**Written task**
Below is a block of records. Copy every line in it that contains the word "implementing".

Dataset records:
━━━━━━

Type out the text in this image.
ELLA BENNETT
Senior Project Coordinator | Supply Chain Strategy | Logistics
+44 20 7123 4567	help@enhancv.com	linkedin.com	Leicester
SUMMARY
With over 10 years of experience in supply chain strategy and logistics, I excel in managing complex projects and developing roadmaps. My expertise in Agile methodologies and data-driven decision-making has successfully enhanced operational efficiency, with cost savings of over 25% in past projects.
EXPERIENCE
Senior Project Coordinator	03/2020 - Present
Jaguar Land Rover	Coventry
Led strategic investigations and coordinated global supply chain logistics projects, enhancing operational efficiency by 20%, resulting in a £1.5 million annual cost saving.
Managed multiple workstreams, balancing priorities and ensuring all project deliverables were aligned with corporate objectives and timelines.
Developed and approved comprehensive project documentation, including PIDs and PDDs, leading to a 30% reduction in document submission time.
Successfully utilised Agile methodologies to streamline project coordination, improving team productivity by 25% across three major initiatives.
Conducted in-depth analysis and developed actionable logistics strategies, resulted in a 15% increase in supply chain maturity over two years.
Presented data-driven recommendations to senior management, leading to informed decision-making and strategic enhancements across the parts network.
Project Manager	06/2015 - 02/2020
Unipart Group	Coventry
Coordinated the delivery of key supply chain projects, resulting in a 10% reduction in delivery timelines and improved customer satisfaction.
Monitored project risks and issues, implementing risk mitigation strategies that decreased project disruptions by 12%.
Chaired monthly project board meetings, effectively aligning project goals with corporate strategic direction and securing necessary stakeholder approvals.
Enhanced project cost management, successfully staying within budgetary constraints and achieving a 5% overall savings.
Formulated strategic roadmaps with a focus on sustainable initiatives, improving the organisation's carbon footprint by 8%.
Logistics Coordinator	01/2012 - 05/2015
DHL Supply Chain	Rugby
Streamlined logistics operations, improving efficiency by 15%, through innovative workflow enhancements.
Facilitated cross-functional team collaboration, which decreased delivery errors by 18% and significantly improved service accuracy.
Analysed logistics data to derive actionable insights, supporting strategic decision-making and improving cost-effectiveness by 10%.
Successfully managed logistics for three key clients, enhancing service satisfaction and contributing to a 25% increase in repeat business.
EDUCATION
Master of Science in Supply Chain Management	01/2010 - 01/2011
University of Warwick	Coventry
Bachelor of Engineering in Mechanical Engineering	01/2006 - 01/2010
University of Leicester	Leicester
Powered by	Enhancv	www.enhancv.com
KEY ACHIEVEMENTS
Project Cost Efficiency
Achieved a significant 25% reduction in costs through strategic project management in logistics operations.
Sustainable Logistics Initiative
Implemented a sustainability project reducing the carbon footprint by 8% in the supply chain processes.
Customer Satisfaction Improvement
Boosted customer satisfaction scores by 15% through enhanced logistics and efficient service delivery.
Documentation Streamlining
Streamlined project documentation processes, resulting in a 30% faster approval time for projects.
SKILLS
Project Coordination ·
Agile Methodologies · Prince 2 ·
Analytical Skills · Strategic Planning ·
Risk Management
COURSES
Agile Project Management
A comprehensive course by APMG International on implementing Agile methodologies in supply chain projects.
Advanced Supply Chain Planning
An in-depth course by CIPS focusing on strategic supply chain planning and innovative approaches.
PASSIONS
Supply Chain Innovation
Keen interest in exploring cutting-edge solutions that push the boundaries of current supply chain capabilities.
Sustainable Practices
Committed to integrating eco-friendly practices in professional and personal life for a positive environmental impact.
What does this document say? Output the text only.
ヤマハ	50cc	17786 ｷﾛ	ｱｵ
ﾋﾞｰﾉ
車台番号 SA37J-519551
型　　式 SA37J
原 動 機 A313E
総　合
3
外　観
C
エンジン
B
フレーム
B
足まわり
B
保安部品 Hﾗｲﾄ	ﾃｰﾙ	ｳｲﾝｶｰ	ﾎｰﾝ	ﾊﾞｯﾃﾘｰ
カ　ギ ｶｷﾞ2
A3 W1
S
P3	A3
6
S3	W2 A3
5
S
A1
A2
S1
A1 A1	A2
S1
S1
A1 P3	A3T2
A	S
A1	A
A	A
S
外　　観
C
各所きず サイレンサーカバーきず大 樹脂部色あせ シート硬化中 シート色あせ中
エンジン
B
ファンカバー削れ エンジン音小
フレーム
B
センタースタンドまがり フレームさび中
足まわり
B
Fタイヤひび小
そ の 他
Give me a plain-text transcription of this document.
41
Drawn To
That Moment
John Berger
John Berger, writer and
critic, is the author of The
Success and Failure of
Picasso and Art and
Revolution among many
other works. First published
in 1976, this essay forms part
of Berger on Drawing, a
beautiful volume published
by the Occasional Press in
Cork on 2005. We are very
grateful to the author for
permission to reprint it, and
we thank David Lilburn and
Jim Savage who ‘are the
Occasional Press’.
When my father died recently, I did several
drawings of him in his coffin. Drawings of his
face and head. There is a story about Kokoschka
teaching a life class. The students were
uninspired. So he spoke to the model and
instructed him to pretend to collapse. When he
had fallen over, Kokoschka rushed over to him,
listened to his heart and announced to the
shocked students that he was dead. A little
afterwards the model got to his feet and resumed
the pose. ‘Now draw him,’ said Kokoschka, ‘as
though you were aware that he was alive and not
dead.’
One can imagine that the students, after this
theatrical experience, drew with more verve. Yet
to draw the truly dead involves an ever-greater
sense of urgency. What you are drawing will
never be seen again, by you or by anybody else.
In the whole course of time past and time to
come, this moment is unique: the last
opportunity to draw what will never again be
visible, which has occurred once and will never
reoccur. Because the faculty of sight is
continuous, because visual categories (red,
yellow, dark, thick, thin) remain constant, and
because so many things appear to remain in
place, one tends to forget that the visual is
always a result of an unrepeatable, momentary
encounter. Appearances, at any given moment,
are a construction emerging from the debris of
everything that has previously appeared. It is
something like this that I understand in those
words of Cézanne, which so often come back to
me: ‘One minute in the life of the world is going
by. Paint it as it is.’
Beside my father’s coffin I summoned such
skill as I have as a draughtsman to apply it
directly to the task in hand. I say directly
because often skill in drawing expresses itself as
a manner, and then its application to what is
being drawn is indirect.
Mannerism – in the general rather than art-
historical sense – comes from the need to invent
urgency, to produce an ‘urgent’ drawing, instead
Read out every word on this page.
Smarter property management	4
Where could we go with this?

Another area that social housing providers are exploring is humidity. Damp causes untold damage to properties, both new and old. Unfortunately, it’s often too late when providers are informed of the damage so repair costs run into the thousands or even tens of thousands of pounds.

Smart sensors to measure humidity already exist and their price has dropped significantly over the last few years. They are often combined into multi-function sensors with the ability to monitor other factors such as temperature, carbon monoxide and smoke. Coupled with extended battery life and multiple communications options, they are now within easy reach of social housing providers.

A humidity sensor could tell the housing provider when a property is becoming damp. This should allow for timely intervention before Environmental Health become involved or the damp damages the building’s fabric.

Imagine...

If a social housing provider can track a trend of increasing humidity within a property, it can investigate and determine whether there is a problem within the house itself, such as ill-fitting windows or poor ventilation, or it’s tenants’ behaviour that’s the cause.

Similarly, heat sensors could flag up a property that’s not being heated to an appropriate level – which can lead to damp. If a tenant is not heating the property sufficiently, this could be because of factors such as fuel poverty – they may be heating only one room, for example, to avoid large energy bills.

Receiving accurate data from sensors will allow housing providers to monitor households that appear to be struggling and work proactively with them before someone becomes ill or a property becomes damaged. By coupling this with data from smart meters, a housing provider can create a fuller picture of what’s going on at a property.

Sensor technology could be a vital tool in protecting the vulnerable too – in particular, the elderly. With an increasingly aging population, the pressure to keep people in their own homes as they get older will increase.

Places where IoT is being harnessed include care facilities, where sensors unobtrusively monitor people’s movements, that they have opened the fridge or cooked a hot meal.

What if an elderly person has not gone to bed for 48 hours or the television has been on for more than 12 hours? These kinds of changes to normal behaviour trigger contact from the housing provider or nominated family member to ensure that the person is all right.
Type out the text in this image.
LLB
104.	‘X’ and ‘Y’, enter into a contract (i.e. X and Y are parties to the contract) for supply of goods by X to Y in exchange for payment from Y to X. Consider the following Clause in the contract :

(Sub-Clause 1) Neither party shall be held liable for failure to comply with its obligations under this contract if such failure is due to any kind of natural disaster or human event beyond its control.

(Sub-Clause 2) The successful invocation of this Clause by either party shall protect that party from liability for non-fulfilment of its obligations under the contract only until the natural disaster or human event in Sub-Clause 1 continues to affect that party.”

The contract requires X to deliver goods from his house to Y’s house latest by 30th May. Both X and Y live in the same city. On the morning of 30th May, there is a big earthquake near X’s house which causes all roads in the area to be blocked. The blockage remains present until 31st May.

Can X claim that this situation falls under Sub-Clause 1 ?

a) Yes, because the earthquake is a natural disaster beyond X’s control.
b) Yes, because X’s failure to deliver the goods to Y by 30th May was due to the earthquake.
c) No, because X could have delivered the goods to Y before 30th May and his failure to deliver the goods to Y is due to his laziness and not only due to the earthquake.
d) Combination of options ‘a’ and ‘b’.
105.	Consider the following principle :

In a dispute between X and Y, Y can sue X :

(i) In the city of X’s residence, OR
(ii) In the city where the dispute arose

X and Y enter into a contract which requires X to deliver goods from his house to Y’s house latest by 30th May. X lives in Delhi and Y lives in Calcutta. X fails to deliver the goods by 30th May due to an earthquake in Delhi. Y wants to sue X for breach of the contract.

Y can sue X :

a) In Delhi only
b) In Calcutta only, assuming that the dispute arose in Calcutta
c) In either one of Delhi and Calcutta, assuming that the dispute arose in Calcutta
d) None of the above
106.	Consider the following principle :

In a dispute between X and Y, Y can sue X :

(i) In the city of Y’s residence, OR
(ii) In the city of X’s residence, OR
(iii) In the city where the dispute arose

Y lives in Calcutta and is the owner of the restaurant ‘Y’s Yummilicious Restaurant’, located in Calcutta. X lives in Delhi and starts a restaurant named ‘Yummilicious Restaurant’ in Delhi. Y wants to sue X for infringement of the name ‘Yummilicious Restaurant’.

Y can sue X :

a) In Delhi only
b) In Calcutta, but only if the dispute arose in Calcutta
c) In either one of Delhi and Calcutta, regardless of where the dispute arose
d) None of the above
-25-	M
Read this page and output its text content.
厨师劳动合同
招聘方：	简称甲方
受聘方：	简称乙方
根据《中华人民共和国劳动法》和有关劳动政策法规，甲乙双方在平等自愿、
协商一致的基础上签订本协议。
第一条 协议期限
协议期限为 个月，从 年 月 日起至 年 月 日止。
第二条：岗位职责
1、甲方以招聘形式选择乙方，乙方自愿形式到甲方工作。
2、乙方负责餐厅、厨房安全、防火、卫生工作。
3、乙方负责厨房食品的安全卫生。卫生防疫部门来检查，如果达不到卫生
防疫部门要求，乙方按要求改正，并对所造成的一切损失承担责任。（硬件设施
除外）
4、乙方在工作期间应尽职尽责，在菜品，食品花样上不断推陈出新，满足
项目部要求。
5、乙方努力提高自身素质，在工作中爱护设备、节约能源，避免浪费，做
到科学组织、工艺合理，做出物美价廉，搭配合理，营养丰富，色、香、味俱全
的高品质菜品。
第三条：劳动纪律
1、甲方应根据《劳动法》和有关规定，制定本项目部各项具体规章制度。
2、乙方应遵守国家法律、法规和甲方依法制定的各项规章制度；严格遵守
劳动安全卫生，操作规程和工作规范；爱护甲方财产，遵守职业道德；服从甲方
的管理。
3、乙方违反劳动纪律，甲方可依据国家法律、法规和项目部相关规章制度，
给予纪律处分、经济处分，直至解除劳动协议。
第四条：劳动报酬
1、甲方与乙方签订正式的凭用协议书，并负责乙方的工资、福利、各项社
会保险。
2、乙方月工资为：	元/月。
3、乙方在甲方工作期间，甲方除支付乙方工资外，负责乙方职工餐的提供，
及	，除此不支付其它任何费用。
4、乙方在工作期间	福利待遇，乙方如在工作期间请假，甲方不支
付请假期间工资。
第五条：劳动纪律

━━━━━━

**The completed task**
Monitored project risks and issues, implementing risk mitigation strategies that decreased project disruptions by 12%.
A comprehensive course by APMG International on implementing Agile methodologies in supply chain projects.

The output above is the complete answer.